--- Task goal ---
How many lines in the listing below include the word "JSON"? Answer with the number and nothing else.

--- Dataset records ---
____________________

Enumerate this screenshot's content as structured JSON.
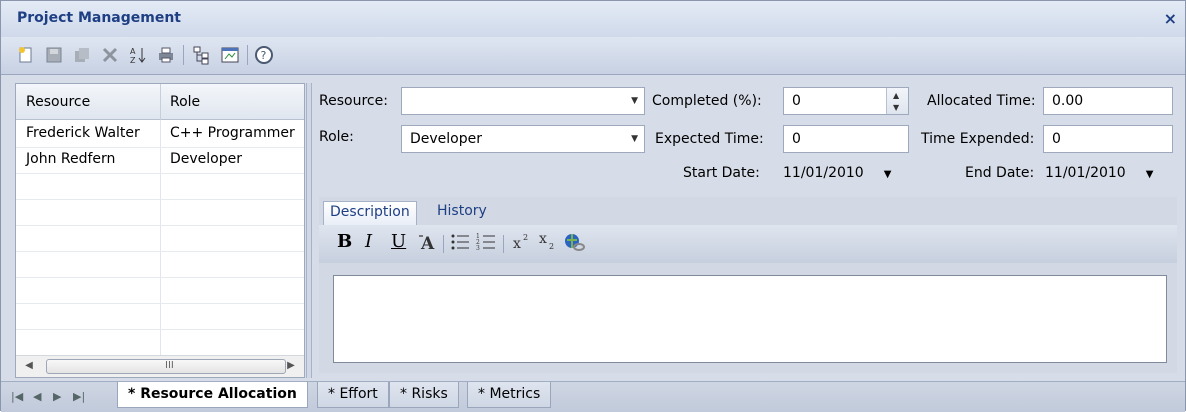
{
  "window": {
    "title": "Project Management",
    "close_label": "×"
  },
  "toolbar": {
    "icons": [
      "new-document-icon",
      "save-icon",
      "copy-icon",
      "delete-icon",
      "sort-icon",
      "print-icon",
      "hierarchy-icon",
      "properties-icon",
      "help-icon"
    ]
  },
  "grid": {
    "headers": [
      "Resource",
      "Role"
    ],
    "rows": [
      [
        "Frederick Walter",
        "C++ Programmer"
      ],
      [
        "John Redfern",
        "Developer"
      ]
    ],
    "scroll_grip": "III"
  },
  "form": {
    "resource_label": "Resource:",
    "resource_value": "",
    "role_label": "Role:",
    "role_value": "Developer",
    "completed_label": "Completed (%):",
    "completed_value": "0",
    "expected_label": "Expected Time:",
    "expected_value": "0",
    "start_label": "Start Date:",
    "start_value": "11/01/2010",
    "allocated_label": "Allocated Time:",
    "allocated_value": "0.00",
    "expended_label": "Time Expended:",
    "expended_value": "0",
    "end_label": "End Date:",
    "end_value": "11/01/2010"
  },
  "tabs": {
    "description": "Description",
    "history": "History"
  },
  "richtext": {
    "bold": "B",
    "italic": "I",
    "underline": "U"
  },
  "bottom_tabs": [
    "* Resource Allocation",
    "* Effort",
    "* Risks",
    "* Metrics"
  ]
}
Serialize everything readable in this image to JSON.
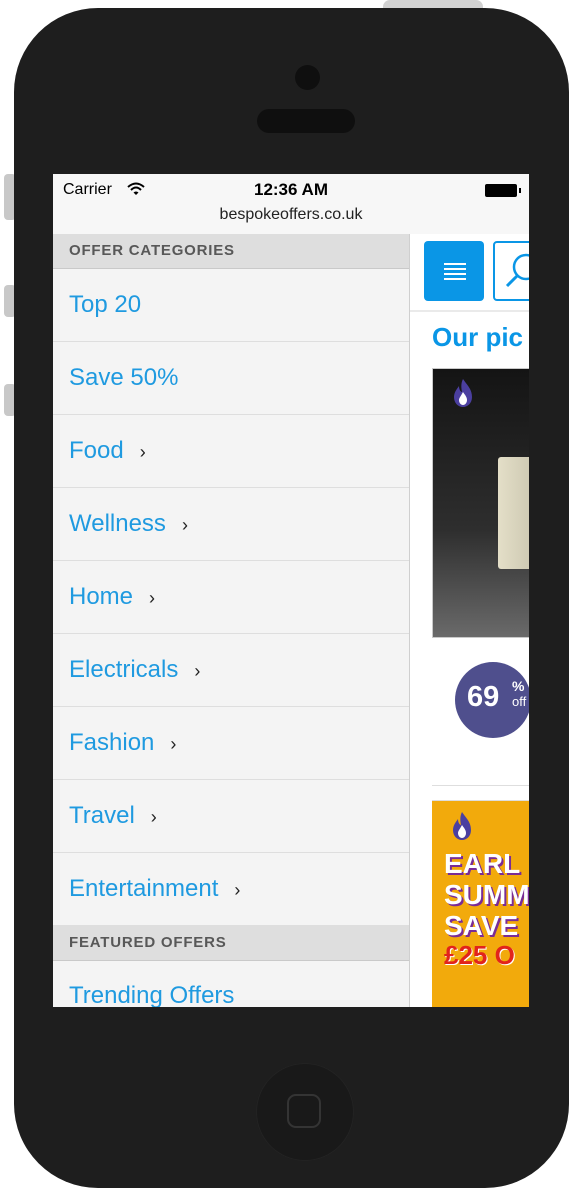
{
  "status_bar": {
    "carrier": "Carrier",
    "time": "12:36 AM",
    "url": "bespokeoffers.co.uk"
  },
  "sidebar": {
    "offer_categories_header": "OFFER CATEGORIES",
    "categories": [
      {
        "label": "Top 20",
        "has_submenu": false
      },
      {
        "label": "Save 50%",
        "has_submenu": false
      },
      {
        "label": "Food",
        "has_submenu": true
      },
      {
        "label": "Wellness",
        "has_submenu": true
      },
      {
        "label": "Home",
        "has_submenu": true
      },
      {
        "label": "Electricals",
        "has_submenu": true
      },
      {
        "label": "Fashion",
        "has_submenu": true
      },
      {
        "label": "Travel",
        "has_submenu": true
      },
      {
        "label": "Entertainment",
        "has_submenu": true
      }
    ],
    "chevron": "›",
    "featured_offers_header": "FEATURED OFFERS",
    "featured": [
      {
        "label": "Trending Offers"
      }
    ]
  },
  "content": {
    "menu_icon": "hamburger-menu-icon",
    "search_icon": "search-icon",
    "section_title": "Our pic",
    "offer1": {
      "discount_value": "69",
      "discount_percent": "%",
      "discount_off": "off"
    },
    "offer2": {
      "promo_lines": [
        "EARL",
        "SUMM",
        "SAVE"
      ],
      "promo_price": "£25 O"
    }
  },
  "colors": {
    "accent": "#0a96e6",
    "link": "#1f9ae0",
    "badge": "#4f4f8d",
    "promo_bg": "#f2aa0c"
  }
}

____________________

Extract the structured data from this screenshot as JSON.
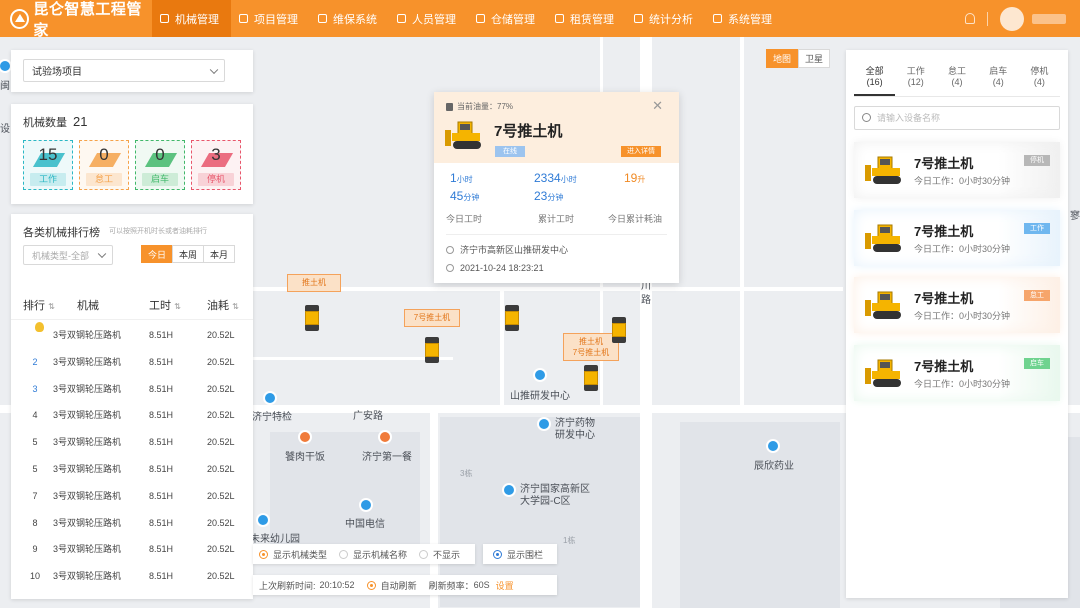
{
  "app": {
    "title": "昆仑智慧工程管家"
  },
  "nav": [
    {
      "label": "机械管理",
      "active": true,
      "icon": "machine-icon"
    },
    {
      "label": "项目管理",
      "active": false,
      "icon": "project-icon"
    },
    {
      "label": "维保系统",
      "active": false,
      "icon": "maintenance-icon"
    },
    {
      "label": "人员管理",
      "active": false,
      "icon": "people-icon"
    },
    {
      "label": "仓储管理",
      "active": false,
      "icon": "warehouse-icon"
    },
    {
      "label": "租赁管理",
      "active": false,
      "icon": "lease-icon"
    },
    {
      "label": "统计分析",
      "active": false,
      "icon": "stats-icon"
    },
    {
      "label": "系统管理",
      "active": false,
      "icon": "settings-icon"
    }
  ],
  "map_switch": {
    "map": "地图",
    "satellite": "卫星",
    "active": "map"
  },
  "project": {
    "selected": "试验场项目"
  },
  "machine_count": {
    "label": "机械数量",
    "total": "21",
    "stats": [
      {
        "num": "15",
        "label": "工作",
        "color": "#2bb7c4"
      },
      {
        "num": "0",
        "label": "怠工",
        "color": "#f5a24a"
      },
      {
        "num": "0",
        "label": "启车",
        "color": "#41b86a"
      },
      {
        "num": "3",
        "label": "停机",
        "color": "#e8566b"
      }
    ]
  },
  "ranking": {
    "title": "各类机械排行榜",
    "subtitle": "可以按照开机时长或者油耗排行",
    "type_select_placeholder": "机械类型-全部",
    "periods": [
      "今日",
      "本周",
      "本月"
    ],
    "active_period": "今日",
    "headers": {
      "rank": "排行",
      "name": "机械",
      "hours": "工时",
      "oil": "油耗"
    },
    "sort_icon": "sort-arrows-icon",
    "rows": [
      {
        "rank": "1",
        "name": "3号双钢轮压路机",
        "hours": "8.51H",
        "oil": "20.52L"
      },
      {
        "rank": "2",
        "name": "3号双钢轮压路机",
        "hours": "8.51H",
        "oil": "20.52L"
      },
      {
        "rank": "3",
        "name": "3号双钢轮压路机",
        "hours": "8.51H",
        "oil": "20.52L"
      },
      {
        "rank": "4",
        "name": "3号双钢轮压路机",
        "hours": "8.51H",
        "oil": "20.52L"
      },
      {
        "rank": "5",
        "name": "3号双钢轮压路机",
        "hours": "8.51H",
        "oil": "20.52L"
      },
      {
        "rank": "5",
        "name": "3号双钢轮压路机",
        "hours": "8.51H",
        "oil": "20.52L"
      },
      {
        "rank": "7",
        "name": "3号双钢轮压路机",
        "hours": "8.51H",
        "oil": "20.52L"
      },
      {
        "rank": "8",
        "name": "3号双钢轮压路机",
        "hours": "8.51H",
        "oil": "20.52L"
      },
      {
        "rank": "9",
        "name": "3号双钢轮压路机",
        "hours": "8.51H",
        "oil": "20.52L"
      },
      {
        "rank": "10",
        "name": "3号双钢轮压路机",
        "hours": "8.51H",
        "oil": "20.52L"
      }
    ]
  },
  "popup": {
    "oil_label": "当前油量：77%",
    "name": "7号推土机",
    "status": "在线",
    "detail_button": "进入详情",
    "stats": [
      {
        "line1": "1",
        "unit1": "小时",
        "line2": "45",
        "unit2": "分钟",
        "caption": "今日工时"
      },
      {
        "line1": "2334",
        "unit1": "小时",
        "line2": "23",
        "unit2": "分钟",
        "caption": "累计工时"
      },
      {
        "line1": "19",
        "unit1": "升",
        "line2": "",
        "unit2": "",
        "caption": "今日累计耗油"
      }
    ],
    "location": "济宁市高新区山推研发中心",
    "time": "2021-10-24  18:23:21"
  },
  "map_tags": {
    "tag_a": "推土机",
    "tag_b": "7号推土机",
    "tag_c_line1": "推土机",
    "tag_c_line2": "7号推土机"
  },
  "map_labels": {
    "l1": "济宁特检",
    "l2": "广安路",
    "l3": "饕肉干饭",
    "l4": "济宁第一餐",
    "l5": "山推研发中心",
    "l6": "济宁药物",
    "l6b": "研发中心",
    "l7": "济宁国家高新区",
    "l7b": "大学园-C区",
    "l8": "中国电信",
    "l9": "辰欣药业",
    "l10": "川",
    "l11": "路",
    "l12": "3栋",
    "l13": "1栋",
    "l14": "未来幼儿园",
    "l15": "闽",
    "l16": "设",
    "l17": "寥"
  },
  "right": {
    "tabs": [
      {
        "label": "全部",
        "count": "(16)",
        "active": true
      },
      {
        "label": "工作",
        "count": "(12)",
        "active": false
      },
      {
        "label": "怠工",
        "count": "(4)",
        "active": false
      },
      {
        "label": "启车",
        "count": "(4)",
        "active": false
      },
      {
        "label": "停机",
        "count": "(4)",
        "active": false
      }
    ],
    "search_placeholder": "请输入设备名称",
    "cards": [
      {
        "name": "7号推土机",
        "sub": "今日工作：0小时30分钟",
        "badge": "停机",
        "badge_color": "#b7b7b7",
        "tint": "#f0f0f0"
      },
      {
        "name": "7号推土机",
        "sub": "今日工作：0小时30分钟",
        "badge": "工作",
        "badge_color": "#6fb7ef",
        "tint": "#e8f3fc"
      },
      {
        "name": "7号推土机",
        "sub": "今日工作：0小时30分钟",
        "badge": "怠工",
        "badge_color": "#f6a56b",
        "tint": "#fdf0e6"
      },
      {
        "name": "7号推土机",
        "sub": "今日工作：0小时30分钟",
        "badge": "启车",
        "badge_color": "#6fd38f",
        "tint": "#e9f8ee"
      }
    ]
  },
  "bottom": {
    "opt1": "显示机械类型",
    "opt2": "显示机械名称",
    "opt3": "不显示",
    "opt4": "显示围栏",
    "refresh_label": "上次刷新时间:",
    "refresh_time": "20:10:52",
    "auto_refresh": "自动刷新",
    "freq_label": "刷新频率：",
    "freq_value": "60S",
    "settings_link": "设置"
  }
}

____________________

--- Final answer ---
3